**TEXTO PROPUESTO:**
------------------------

Para protegerse de las bombas, las noches de Madrid permanecen sumergidas en la oscuridad. Momentáneamente, un paseante enciende una linterna de mano. Sin embargo, el ritmo cotidiano de la vida prosigue. Los tranvías andan despaciosos para evitar accidentes. En los límites de la ciudad, se perciben las trincheras enemigas. Los pobladores no han querido evacuarse. Permanecen en sus apartamentos de fachadas derruidas donde, rota la intimidad, las mujeres cocinan a la vista de todos. En uno de ellos, las bombas han arrancado la mitad de un piano, reducido a la clave de sol. Una hermosa joven sonriente sigue tocando en el fragmento mutilado. De vuelta al apartamento que habitara otrora, ocupado ahora por milicianos, Pablo Neruda ha encontrado todas sus pertenencias en perfecto orden. Solo las obras completas del poeta Góngora fueron atravesadas por una bala.
En el periodista Alejo Carpentier está madurando el futuro narrador. Las siluetas anónimas que desfilan por los reportajes de España bajo las bombas, al margen de la dimensión de los combates que se libran en las cercanías, son semejantes a nosotros. En su existir cotidiano abruptamente interrumpido por la violencia, nos identificamos con ellos. Es un aviso sutil, no declarado de manera explícita. En la tozuda continuidad de su quehacer se manifiesta la otra cara de la epopeya, fundada en la voluntad colectiva de resistir, de defender, junto a lo propio, el proyecto de república surgido de la voluntad popular. A pesar de la vecindad del enfrentamiento armado y a pesar del espectáculo de la urbe progresivamente lacerada, no hay derrotismo, porque la cohesión de un pueblo se afianza en una moral y en una cultura.
Apegado a lo concreto, el relato de Carpentier trasciende los contextos locales y temporales. Concierne también al lector de hoy, porque los textos se articulan en el constante contrapunteo entre la vida y la muerte. La presencia de esta última se reconoce en la pavorosa destrucción material y en el saldo de vidas truncas, de cuerpos mutilados, de criaturas condenadas a la orfandad. Bondadosa, la vida prevalece por todas partes. Está en la generosa fecundidad de la naturaleza extendida desde el esplendor mediterráneo hasta la adusta meseta castellana. Subsiste en la múltiple riqueza cultural de la Península y en la fuerza de una memoria popular recuperada a través de las tonadas del Romancero de guerra. La cultura anima también la voluntad de seguir haciendo, de restaurar lo dañado, de salvaguardar los tesoros del Museo del Prado.

------------------------

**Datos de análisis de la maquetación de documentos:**
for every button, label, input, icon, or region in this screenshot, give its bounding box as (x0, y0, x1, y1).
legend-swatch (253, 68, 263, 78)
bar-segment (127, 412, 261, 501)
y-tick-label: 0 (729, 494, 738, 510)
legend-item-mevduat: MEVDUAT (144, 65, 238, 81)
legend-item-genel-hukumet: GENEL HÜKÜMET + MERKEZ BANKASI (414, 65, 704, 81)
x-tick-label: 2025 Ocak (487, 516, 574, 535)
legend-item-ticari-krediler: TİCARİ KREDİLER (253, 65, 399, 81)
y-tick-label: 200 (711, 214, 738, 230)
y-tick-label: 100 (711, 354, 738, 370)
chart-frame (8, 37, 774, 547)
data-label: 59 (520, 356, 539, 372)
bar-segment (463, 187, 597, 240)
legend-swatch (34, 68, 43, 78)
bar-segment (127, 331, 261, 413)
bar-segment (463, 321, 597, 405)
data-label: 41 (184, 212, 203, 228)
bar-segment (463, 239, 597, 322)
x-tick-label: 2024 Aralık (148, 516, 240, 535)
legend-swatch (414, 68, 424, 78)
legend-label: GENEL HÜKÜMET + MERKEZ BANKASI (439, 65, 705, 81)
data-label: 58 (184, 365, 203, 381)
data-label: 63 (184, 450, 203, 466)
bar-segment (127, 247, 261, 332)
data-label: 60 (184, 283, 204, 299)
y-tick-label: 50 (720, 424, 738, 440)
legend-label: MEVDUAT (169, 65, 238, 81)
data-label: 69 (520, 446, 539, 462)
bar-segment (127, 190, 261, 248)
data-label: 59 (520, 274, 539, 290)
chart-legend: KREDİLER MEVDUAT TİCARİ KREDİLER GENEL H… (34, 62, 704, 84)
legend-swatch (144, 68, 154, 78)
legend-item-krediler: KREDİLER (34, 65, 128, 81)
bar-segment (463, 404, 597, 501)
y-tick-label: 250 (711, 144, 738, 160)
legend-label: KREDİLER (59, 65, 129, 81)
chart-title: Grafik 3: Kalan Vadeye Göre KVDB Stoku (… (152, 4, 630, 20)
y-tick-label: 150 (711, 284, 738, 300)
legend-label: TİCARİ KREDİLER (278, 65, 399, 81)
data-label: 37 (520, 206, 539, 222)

------------------------

**REQUISITOS DEL EJERCICIO:**
Devuelve, copiado sin ningún cambio, todo el fragmento del texto sobre los reportajes de Carpentier en la guerra de España que va desde "Apegado a lo" hasta "Museo del Prado.", ambos incluidos.

**LA RESPUESTA:**
Apegado a lo concreto, el relato de Carpentier trasciende los contextos locales y temporales. Concierne también al lector de hoy, porque los textos se articulan en el constante contrapunteo entre la vida y la muerte. La presencia de esta última se reconoce en la pavorosa destrucción material y en el saldo de vidas truncas, de cuerpos mutilados, de criaturas condenadas a la orfandad. Bondadosa, la vida prevalece por todas partes. Está en la generosa fecundidad de la naturaleza extendida desde el esplendor mediterráneo hasta la adusta meseta castellana. Subsiste en la múltiple riqueza cultural de la Península y en la fuerza de una memoria popular recuperada a través de las tonadas del Romancero de guerra. La cultura anima también la voluntad de seguir haciendo, de restaurar lo dañado, de salvaguardar los tesoros del Museo del Prado.